Report every line in the listing below where the string "Vietnam" shows up.

⁂

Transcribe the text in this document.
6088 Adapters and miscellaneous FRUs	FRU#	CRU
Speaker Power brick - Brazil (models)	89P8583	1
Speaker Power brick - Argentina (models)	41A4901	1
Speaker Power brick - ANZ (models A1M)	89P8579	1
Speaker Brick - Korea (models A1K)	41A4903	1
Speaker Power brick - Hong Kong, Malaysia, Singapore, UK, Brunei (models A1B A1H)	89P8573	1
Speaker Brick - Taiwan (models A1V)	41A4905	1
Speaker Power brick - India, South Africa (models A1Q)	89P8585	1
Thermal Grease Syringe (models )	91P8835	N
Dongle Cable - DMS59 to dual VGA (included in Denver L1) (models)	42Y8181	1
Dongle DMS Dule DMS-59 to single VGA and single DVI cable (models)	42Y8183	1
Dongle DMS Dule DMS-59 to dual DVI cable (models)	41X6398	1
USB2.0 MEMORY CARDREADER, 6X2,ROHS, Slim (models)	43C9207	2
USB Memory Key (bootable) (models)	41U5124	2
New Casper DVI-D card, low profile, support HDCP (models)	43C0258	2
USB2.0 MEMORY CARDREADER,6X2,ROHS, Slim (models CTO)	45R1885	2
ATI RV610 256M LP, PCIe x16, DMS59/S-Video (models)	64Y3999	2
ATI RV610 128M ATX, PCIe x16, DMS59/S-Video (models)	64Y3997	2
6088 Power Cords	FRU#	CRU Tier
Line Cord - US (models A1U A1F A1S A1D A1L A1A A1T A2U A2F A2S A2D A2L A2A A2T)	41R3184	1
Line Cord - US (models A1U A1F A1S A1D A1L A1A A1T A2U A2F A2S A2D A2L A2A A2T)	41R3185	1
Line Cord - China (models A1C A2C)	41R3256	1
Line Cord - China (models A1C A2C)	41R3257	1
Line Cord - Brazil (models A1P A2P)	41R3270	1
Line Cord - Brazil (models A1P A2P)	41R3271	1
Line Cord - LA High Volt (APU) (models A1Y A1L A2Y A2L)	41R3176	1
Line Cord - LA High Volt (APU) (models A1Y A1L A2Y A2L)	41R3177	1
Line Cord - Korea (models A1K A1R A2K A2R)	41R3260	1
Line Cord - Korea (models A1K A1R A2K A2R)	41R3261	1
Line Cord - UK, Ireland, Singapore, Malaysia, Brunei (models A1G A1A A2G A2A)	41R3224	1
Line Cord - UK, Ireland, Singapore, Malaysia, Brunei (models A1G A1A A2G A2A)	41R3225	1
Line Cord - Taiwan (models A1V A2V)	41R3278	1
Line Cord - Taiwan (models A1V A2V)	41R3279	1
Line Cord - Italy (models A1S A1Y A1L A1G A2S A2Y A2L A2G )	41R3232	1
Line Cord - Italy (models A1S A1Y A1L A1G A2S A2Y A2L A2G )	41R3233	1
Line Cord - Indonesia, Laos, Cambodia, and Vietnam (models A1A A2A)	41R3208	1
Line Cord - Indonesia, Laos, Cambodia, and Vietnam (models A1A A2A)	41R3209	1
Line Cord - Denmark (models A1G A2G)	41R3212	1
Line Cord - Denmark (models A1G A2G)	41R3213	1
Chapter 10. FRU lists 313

⁂

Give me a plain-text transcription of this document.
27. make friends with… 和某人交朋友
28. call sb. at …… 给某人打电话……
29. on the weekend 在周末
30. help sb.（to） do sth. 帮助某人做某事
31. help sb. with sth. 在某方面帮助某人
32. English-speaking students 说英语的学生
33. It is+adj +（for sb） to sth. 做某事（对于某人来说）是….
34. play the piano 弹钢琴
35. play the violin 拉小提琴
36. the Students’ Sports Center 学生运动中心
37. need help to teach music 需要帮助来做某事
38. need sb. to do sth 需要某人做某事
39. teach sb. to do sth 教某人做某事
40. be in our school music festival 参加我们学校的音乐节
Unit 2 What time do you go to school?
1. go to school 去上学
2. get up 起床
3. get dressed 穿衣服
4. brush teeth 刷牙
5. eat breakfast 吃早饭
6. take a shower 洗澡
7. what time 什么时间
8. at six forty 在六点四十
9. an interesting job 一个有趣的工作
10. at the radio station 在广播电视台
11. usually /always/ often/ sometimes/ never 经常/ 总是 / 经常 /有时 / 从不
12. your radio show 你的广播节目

⁂

ANSWER TO THE PROBLEM -
Line Cord - Indonesia, Laos, Cambodia, and Vietnam (models A1A A2A)	41R3208	1
Line Cord - Indonesia, Laos, Cambodia, and Vietnam (models A1A A2A)	41R3209	1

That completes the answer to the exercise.